What to produce -
Render every line of the material as a JSON list of strings, one string per line. Skip blank lines and leave out the pictures.

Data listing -
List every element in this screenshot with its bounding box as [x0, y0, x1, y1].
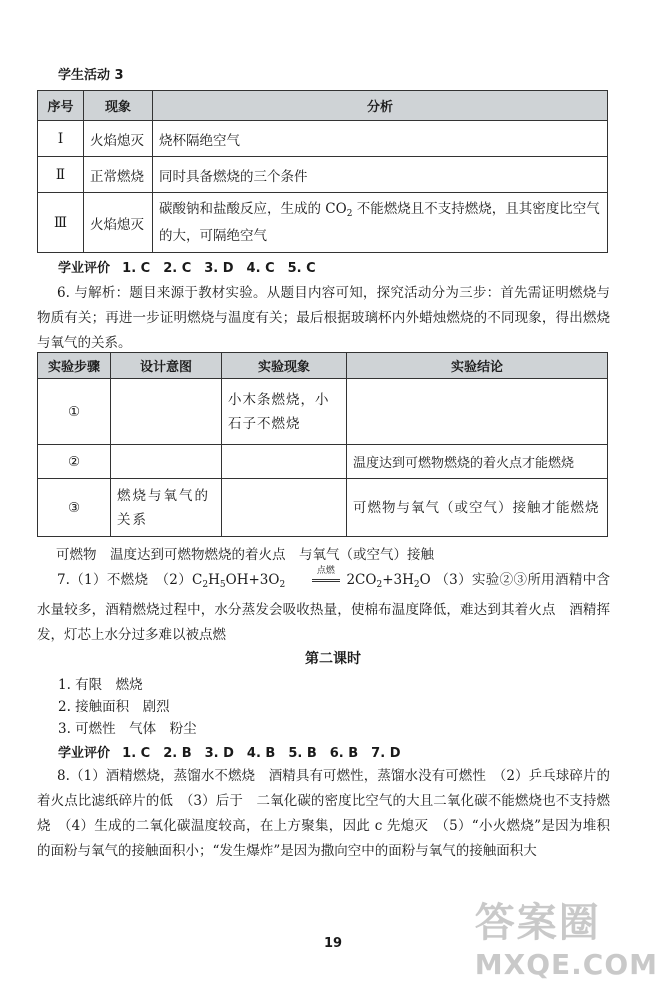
step-cell: ③ — [38, 479, 111, 537]
evaluation-answers: 1. C 2. B 3. D 4. B 5. B 6. B 7. D — [122, 746, 401, 761]
col-header: 实验现象 — [222, 353, 347, 379]
table-row — [38, 445, 608, 479]
col-header: 分析 — [153, 91, 608, 121]
phenomenon-cell — [222, 479, 347, 537]
table-row — [38, 479, 608, 537]
col-header: 实验步骤 — [38, 353, 111, 379]
lesson2-list — [58, 674, 197, 740]
q7-part3: （3）实验②③所用酒精中含水量较多，酒精燃烧过程中，水分蒸发会吸收热量，使棉布温度降低，难达到其着火点 酒精挥发，灯芯上水分过多难以被点燃 — [37, 572, 611, 643]
subscript: 2 — [346, 209, 353, 219]
evaluation-label: 学业评价 — [58, 261, 111, 276]
conclusion-cell: 可燃物与氧气（或空气）接触才能燃烧 — [347, 479, 608, 537]
row-phenomenon: 火焰熄灭 — [84, 121, 153, 157]
formula-text: O — [419, 572, 431, 588]
analysis-text: 碳酸钠和盐酸反应，生成的 CO — [159, 201, 347, 217]
table-row — [38, 121, 608, 157]
row-analysis — [153, 193, 608, 253]
formula-text: 2CO — [346, 572, 377, 588]
formula-text: H — [208, 572, 220, 588]
intent-cell — [111, 445, 222, 479]
question-6-text: 6. 与解析：题目来源于教材实验。从题目内容可知，探究活动分为三步：首先需证明燃烧与物质有关；再进一步证明燃烧与温度有关；最后根据玻璃杯内外蜡烛燃烧的不同现象，得出燃烧与氧气的关系。 — [37, 285, 610, 351]
row-number: Ⅱ — [38, 157, 84, 193]
question-8-text: 8.（1）酒精燃烧，蒸馏水不燃烧 酒精具有可燃性，蒸馏水没有可燃性 （2）乒乓球碎片的着火点比滤纸碎片的低 （3）后于 二氧化碳的密度比空气的大且二氧化碳不能燃烧也不支持燃烧 （4）生成的二氧化碳温度较高，在上方聚集，因此 c 先熄灭 （5）“小火燃烧”是因为堆积的面粉与氧气的接触面积小；“发生爆炸”是因为撒向空中的面粉与氧气的接触面积大 — [37, 768, 610, 859]
conclusion-cell — [347, 379, 608, 445]
q7-part1: 7.（1）不燃烧 （2）C — [57, 572, 203, 588]
intent-cell — [111, 379, 222, 445]
row-number: Ⅲ — [38, 193, 84, 253]
table-row — [38, 193, 608, 253]
list-item: 2. 接触面积 剧烈 — [58, 699, 170, 715]
reaction-condition: 点燃 — [316, 566, 335, 576]
watermark-url: MXQE.COM — [474, 948, 658, 981]
evaluation-line — [58, 257, 316, 276]
watermark-logo — [475, 891, 658, 981]
evaluation-answers: 1. C 2. C 3. D 4. C 5. C — [122, 261, 316, 276]
question-6-summary: 可燃物 温度达到可燃物燃烧的着火点 与氧气（或空气）接触 — [56, 547, 434, 563]
phenomenon-cell: 小木条燃烧，小石子不燃烧 — [222, 379, 347, 445]
section-title: 第二课时 — [305, 651, 361, 667]
evaluation-label: 学业评价 — [58, 746, 111, 761]
list-item: 3. 可燃性 气体 粉尘 — [58, 721, 197, 737]
activity-title: 学生活动 3 — [58, 68, 124, 83]
watermark-text: 答案圈 — [474, 900, 601, 946]
row-number: Ⅰ — [38, 121, 84, 157]
formula-text: OH+3O — [225, 572, 280, 588]
experiment-table-header — [38, 353, 608, 379]
table-row — [38, 157, 608, 193]
col-header: 现象 — [84, 91, 153, 121]
col-header: 序号 — [38, 91, 84, 121]
formula-text: +3H — [382, 572, 414, 588]
phenomenon-cell — [222, 445, 347, 479]
step-cell: ② — [38, 445, 111, 479]
experiment-table — [37, 352, 608, 537]
conclusion-cell: 温度达到可燃物燃烧的着火点才能燃烧 — [347, 445, 608, 479]
page-number: 19 — [323, 936, 343, 951]
activity-table-header — [38, 91, 608, 121]
reaction-arrow — [290, 568, 342, 593]
question-7: 7.（1）不燃烧 $(2)C_2H_5OH+3O_2$ 点燃 $2CO_2+3H_2O$ （3）实验②③所用酒精中含水量较多，酒精燃烧过程中，水分蒸发会吸收热量，使棉布温度降低，难达到其着火点 酒精挥发，灯芯上水分过多难以被点燃 — [37, 568, 610, 648]
row-analysis: 烧杯隔绝空气 — [153, 121, 608, 157]
intent-cell: 燃烧与氧气的关系 — [111, 479, 222, 537]
row-phenomenon: 火焰熄灭 — [84, 193, 153, 253]
evaluation-line — [58, 742, 400, 761]
col-header: 设计意图 — [111, 353, 222, 379]
list-item: 1. 有限 燃烧 — [58, 677, 143, 693]
activity-table — [37, 90, 608, 253]
row-analysis: 同时具备燃烧的三个条件 — [153, 157, 608, 193]
step-cell: ① — [38, 379, 111, 445]
row-phenomenon: 正常燃烧 — [84, 157, 153, 193]
col-header: 实验结论 — [347, 353, 608, 379]
table-row — [38, 379, 608, 445]
analysis-text: 不能燃烧且不支持燃烧，且其密度比空气的大，可隔绝空气 — [159, 201, 600, 244]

Answer to the problem -
[
  "List every element in this screenshot with its bounding box as [x0, y0, x1, y1].",
  "step-cell: ③ — [38, 479, 111, 537]",
  "evaluation-answers: 1. C 2. B 3. D 4. B 5. B 6. B 7. D — [122, 746, 401, 761]",
  "col-header: 实验现象 — [222, 353, 347, 379]",
  "table-row — [38, 445, 608, 479]",
  "col-header: 分析 — [153, 91, 608, 121]",
  "phenomenon-cell — [222, 479, 347, 537]",
  "table-row — [38, 479, 608, 537]",
  "col-header: 实验步骤 — [38, 353, 111, 379]",
  "lesson2-list — [58, 674, 197, 740]",
  "q7-part3: （3）实验②③所用酒精中含水量较多，酒精燃烧过程中，水分蒸发会吸收热量，使棉布温度降低，难达到其着火点 酒精挥发，灯芯上水分过多难以被点燃 — [37, 572, 611, 643]",
  "subscript: 2 — [346, 209, 353, 219]",
  "evaluation-label: 学业评价 — [58, 261, 111, 276]",
  "conclusion-cell: 可燃物与氧气（或空气）接触才能燃烧 — [347, 479, 608, 537]",
  "row-phenomenon: 火焰熄灭 — [84, 121, 153, 157]",
  "formula-text: O — [419, 572, 431, 588]",
  "analysis-text: 碳酸钠和盐酸反应，生成的 CO — [159, 201, 347, 217]",
  "table-row — [38, 121, 608, 157]",
  "row-analysis — [153, 193, 608, 253]",
  "formula-text: 2CO — [346, 572, 377, 588]",
  "formula-text: H — [208, 572, 220, 588]",
  "intent-cell — [111, 445, 222, 479]",
  "question-6-text: 6. 与解析：题目来源于教材实验。从题目内容可知，探究活动分为三步：首先需证明燃烧与物质有关；再进一步证明燃烧与温度有关；最后根据玻璃杯内外蜡烛燃烧的不同现象，得出燃烧与氧气的关系。 — [37, 285, 610, 351]",
  "row-number: Ⅱ — [38, 157, 84, 193]",
  "question-8-text: 8.（1）酒精燃烧，蒸馏水不燃烧 酒精具有可燃性，蒸馏水没有可燃性 （2）乒乓球碎片的着火点比滤纸碎片的低 （3）后于 二氧化碳的密度比空气的大且二氧化碳不能燃烧也不支持燃烧 （4）生成的二氧化碳温度较高，在上方聚集，因此 c 先熄灭 （5）“小火燃烧”是因为堆积的面粉与氧气的接触面积小；“发生爆炸”是因为撒向空中的面粉与氧气的接触面积大 — [37, 768, 610, 859]",
  "conclusion-cell — [347, 379, 608, 445]",
  "q7-part1: 7.（1）不燃烧 （2）C — [57, 572, 203, 588]",
  "intent-cell — [111, 379, 222, 445]",
  "row-number: Ⅲ — [38, 193, 84, 253]",
  "table-row — [38, 193, 608, 253]",
  "list-item: 2. 接触面积 剧烈 — [58, 699, 170, 715]",
  "reaction-condition: 点燃 — [316, 566, 335, 576]",
  "watermark-url: MXQE.COM — [474, 948, 658, 981]",
  "evaluation-line — [58, 257, 316, 276]",
  "watermark-logo — [475, 891, 658, 981]",
  "evaluation-answers: 1. C 2. C 3. D 4. C 5. C — [122, 261, 316, 276]",
  "question-6-summary: 可燃物 温度达到可燃物燃烧的着火点 与氧气（或空气）接触 — [56, 547, 434, 563]",
  "phenomenon-cell: 小木条燃烧，小石子不燃烧 — [222, 379, 347, 445]",
  "section-title: 第二课时 — [305, 651, 361, 667]",
  "evaluation-label: 学业评价 — [58, 746, 111, 761]",
  "list-item: 3. 可燃性 气体 粉尘 — [58, 721, 197, 737]",
  "activity-title: 学生活动 3 — [58, 68, 124, 83]",
  "watermark-text: 答案圈 — [474, 900, 601, 946]",
  "row-number: Ⅰ — [38, 121, 84, 157]",
  "formula-text: OH+3O — [225, 572, 280, 588]",
  "experiment-table-header — [38, 353, 608, 379]",
  "table-row — [38, 157, 608, 193]",
  "col-header: 现象 — [84, 91, 153, 121]",
  "col-header: 序号 — [38, 91, 84, 121]",
  "formula-text: +3H — [382, 572, 414, 588]",
  "phenomenon-cell — [222, 445, 347, 479]",
  "step-cell: ② — [38, 445, 111, 479]",
  "experiment-table — [37, 352, 608, 537]",
  "conclusion-cell: 温度达到可燃物燃烧的着火点才能燃烧 — [347, 445, 608, 479]",
  "page-number: 19 — [323, 936, 343, 951]",
  "activity-table-header — [38, 91, 608, 121]",
  "reaction-arrow — [290, 568, 342, 593]",
  "question-7: 7.（1）不燃烧 $(2)C_2H_5OH+3O_2$ 点燃 $2CO_2+3H_2O$ （3）实验②③所用酒精中含水量较多，酒精燃烧过程中，水分蒸发会吸收热量，使棉布温度降低，难达到其着火点 酒精挥发，灯芯上水分过多难以被点燃 — [37, 568, 610, 648]",
  "row-analysis: 烧杯隔绝空气 — [153, 121, 608, 157]",
  "intent-cell: 燃烧与氧气的关系 — [111, 479, 222, 537]",
  "row-phenomenon: 火焰熄灭 — [84, 193, 153, 253]",
  "evaluation-line — [58, 742, 400, 761]",
  "col-header: 设计意图 — [111, 353, 222, 379]",
  "list-item: 1. 有限 燃烧 — [58, 677, 143, 693]",
  "activity-table — [37, 90, 608, 253]",
  "row-analysis: 同时具备燃烧的三个条件 — [153, 157, 608, 193]",
  "step-cell: ① — [38, 379, 111, 445]",
  "row-phenomenon: 正常燃烧 — [84, 157, 153, 193]",
  "col-header: 实验结论 — [347, 353, 608, 379]",
  "table-row — [38, 379, 608, 445]",
  "analysis-text: 不能燃烧且不支持燃烧，且其密度比空气的大，可隔绝空气 — [159, 201, 600, 244]"
]